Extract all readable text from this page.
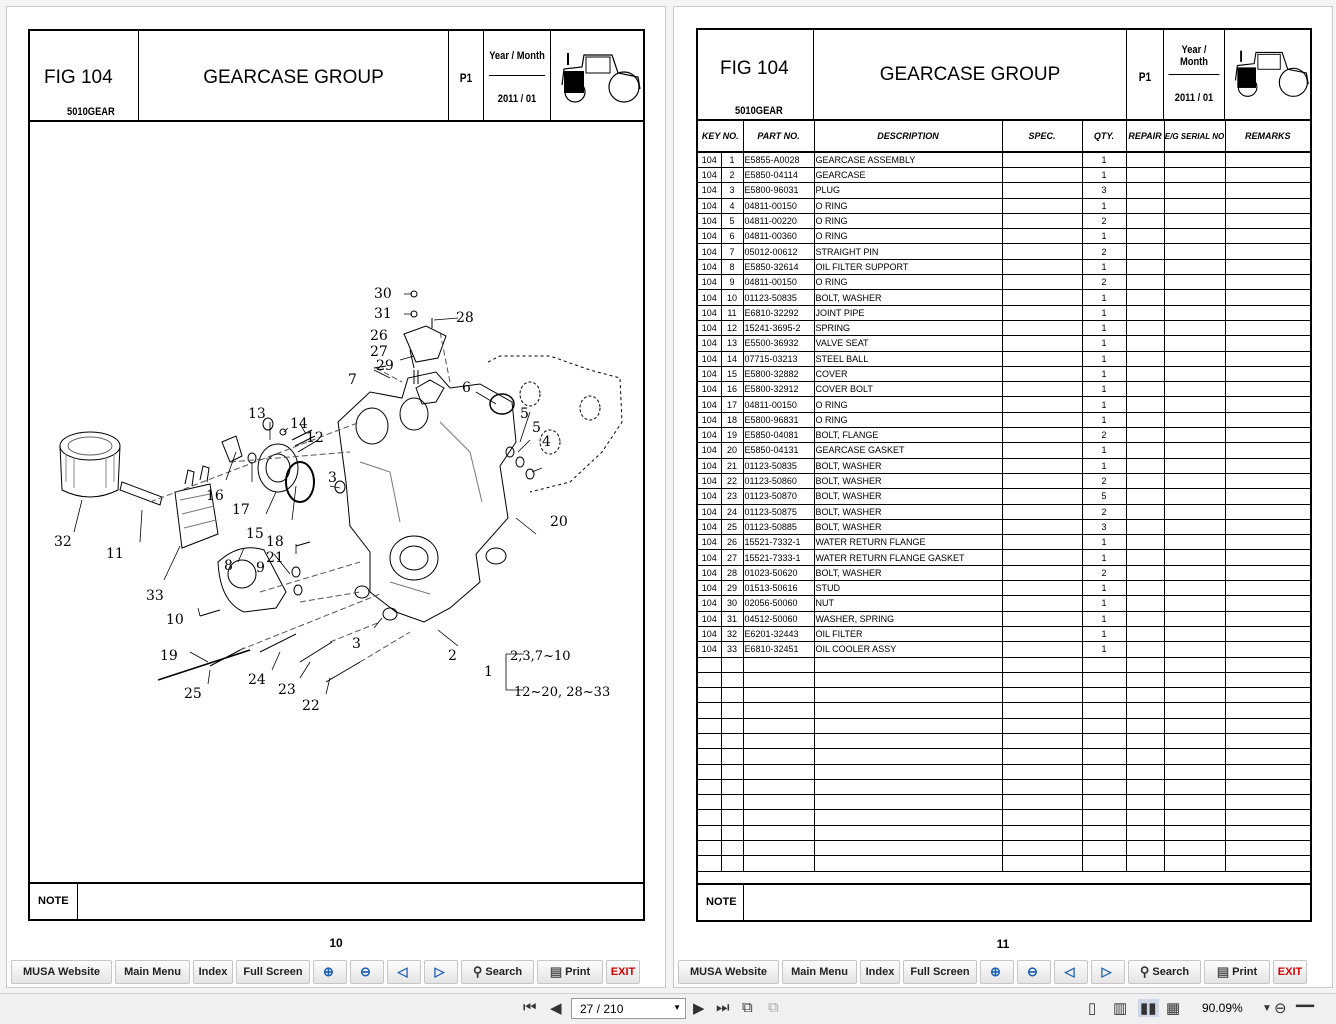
FIG 104
5010GEAR
GEARCASE GROUP	P1
Year / Month
2011 / 01
30
31	28
26
27
29
7	6
5
5
4
13
14
12
16
17
15
3
18
21
20
32
11
33
8 9
10
19
25
24
23
22
3
2
1
2,3,7~10
12~20, 28~33
NOTE
10
MUSA Website	Main Menu	Index	Full Screen	⊕ ⊖ ◁ ▷ ⚲ Search ▤ Print	EXIT
FIG 104
5010GEAR
GEARCASE GROUP	P1
Year / Month
2011 / 01
KEY NO.		PART NO.	DESCRIPTION	SPEC.	QTY.	REPAIR	E/G SERIAL NO	REMARKS
104	1	E5855-A0028	GEARCASE ASSEMBLY		1			
104	2	E5850-04114	GEARCASE		1			
104	3	E5800-96031	PLUG		3			
104	4	04811-00150	O RING		1			
104	5	04811-00220	O RING		2			
104	6	04811-00360	O RING		1			
104	7	05012-00612	STRAIGHT PIN		2			
104	8	E5850-32614	OIL FILTER SUPPORT		1			
104	9	04811-00150	O RING		2			
104	10	01123-50835	BOLT, WASHER		1			
104	11	E6810-32292	JOINT PIPE		1			
104	12	15241-3695-2	SPRING		1			
104	13	E5500-36932	VALVE SEAT		1			
104	14	07715-03213	STEEL BALL		1			
104	15	E5800-32882	COVER		1			
104	16	E5800-32912	COVER BOLT		1			
104	17	04811-00150	O RING		1			
104	18	E5800-96831	O RING		1			
104	19	E5850-04081	BOLT, FLANGE		2			
104	20	E5850-04131	GEARCASE GASKET		1			
104	21	01123-50835	BOLT, WASHER		1			
104	22	01123-50860	BOLT, WASHER		2			
104	23	01123-50870	BOLT, WASHER		5			
104	24	01123-50875	BOLT, WASHER		2			
104	25	01123-50885	BOLT, WASHER		3			
104	26	15521-7332-1	WATER RETURN FLANGE		1			
104	27	15521-7333-1	WATER RETURN FLANGE GASKET		1			
104	28	01023-50620	BOLT, WASHER		2			
104	29	01513-50616	STUD		1			
104	30	02056-50060	NUT		1			
104	31	04512-50060	WASHER, SPRING		1			
104	32	E6201-32443	OIL FILTER		1			
104	33	E6810-32451	OIL COOLER ASSY		1			

NOTE
11
MUSA Website	Main Menu	Index	Full Screen	⊕ ⊖ ◁ ▷ ⚲ Search ▤ Print	EXIT
⏮ ◀	27 / 210	▼ ▶ ⏭ ⧉ ⧉	▯ ▥ ▮▮ ▦ 90.09% ▼ ⊖ ━━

^^^^

> **AIM**: Go through the listing above and quote it exactly, apart from its images.

> **EXERCISE RESULT**:
Extract all readable text from this page.
FIG 104
5010GEAR
GEARCASE GROUP	P1
Year / Month
2011 / 01
30
31	28
26
27
29
7	6
5
5
4
13
14
12
16
17
15
3
18
21
20
32
11
33
8 9
10
19
25
24
23
22
3
2
1
2,3,7~10
12~20, 28~33
NOTE
10
MUSA Website	Main Menu	Index	Full Screen	⊕ ⊖ ◁ ▷ ⚲ Search ▤ Print	EXIT
FIG 104
5010GEAR
GEARCASE GROUP	P1
Year / Month
2011 / 01
KEY NO.		PART NO.	DESCRIPTION	SPEC.	QTY.	REPAIR	E/G SERIAL NO	REMARKS
104	1	E5855-A0028	GEARCASE ASSEMBLY		1			
104	2	E5850-04114	GEARCASE		1			
104	3	E5800-96031	PLUG		3			
104	4	04811-00150	O RING		1			
104	5	04811-00220	O RING		2			
104	6	04811-00360	O RING		1			
104	7	05012-00612	STRAIGHT PIN		2			
104	8	E5850-32614	OIL FILTER SUPPORT		1			
104	9	04811-00150	O RING		2			
104	10	01123-50835	BOLT, WASHER		1			
104	11	E6810-32292	JOINT PIPE		1			
104	12	15241-3695-2	SPRING		1			
104	13	E5500-36932	VALVE SEAT		1			
104	14	07715-03213	STEEL BALL		1			
104	15	E5800-32882	COVER		1			
104	16	E5800-32912	COVER BOLT		1			
104	17	04811-00150	O RING		1			
104	18	E5800-96831	O RING		1			
104	19	E5850-04081	BOLT, FLANGE		2			
104	20	E5850-04131	GEARCASE GASKET		1			
104	21	01123-50835	BOLT, WASHER		1			
104	22	01123-50860	BOLT, WASHER		2			
104	23	01123-50870	BOLT, WASHER		5			
104	24	01123-50875	BOLT, WASHER		2			
104	25	01123-50885	BOLT, WASHER		3			
104	26	15521-7332-1	WATER RETURN FLANGE		1			
104	27	15521-7333-1	WATER RETURN FLANGE GASKET		1			
104	28	01023-50620	BOLT, WASHER		2			
104	29	01513-50616	STUD		1			
104	30	02056-50060	NUT		1			
104	31	04512-50060	WASHER, SPRING		1			
104	32	E6201-32443	OIL FILTER		1			
104	33	E6810-32451	OIL COOLER ASSY		1			

NOTE
11
MUSA Website	Main Menu	Index	Full Screen	⊕ ⊖ ◁ ▷ ⚲ Search ▤ Print	EXIT
⏮ ◀	27 / 210	▼ ▶ ⏭ ⧉ ⧉	▯ ▥ ▮▮ ▦ 90.09% ▼ ⊖ ━━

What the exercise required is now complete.